Your copy of the material must match it exactly, except that pictures are dropped.

+++ DATASET RECORDS +++

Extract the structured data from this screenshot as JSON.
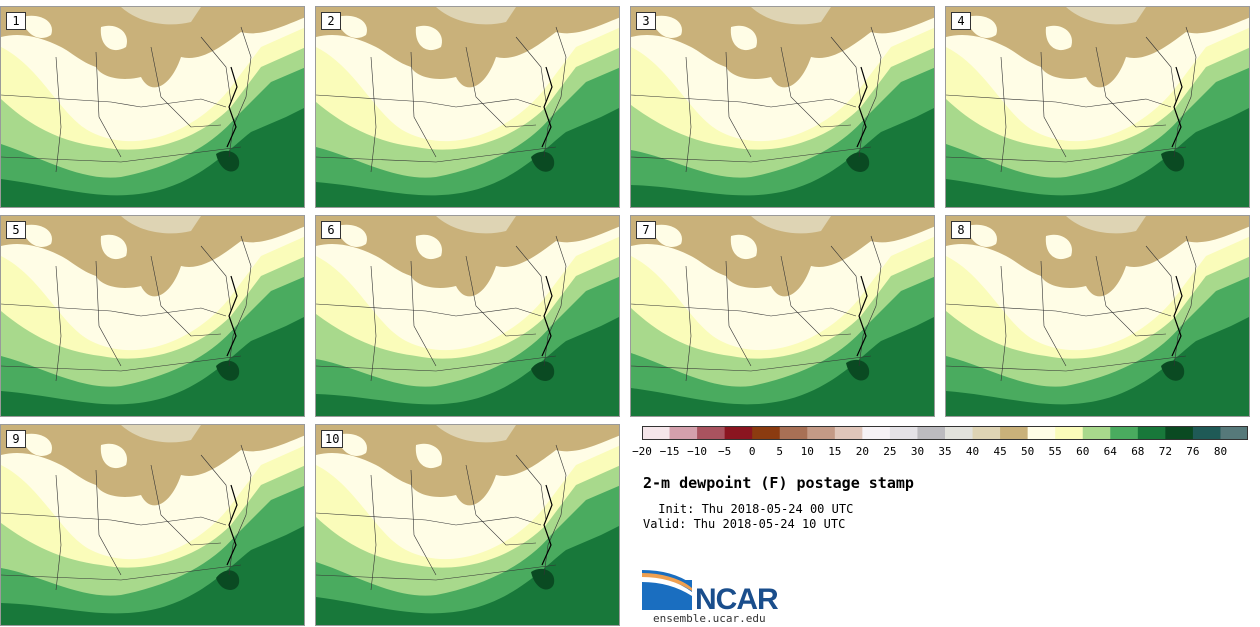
{
  "title": "2-m dewpoint (F) postage stamp",
  "init_text": " Init: Thu 2018-05-24 00 UTC",
  "valid_text": "Valid: Thu 2018-05-24 10 UTC",
  "logo": {
    "name": "NCAR",
    "url": "ensemble.ucar.edu"
  },
  "members": [
    "1",
    "2",
    "3",
    "4",
    "5",
    "6",
    "7",
    "8",
    "9",
    "10"
  ],
  "colorbar": {
    "ticks": [
      "−20",
      "−15",
      "−10",
      "−5",
      "0",
      "5",
      "10",
      "15",
      "20",
      "25",
      "30",
      "35",
      "40",
      "45",
      "50",
      "55",
      "60",
      "64",
      "68",
      "72",
      "76",
      "80"
    ],
    "colors": [
      "#f5e6ea",
      "#d4a0ac",
      "#a9535f",
      "#8b1520",
      "#8b3b10",
      "#a87055",
      "#c49a86",
      "#e0c6ba",
      "#f6f2f5",
      "#e4e2e6",
      "#bcbbbf",
      "#e2e2dc",
      "#ded4b4",
      "#c9b17a",
      "#fffde6",
      "#fafcba",
      "#a8d98c",
      "#4aab5f",
      "#18783a",
      "#0a4a22",
      "#1f5a56",
      "#56797a"
    ]
  },
  "map_colors": {
    "dry": "#c9b17a",
    "lightdry": "#ded4b4",
    "pale": "#fffde6",
    "yellow": "#fafcba",
    "lightgreen": "#a8d98c",
    "green": "#4aab5f",
    "dark": "#18783a",
    "darkest": "#0a4a22"
  }
}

+++

*CORRECT RESPONSE*
Extract the structured data from this screenshot as JSON.
{
  "title": "2-m dewpoint (F) postage stamp",
  "init_text": " Init: Thu 2018-05-24 00 UTC",
  "valid_text": "Valid: Thu 2018-05-24 10 UTC",
  "logo": {
    "name": "NCAR",
    "url": "ensemble.ucar.edu"
  },
  "members": [
    "1",
    "2",
    "3",
    "4",
    "5",
    "6",
    "7",
    "8",
    "9",
    "10"
  ],
  "colorbar": {
    "ticks": [
      "−20",
      "−15",
      "−10",
      "−5",
      "0",
      "5",
      "10",
      "15",
      "20",
      "25",
      "30",
      "35",
      "40",
      "45",
      "50",
      "55",
      "60",
      "64",
      "68",
      "72",
      "76",
      "80"
    ],
    "colors": [
      "#f5e6ea",
      "#d4a0ac",
      "#a9535f",
      "#8b1520",
      "#8b3b10",
      "#a87055",
      "#c49a86",
      "#e0c6ba",
      "#f6f2f5",
      "#e4e2e6",
      "#bcbbbf",
      "#e2e2dc",
      "#ded4b4",
      "#c9b17a",
      "#fffde6",
      "#fafcba",
      "#a8d98c",
      "#4aab5f",
      "#18783a",
      "#0a4a22",
      "#1f5a56",
      "#56797a"
    ]
  },
  "map_colors": {
    "dry": "#c9b17a",
    "lightdry": "#ded4b4",
    "pale": "#fffde6",
    "yellow": "#fafcba",
    "lightgreen": "#a8d98c",
    "green": "#4aab5f",
    "dark": "#18783a",
    "darkest": "#0a4a22"
  }
}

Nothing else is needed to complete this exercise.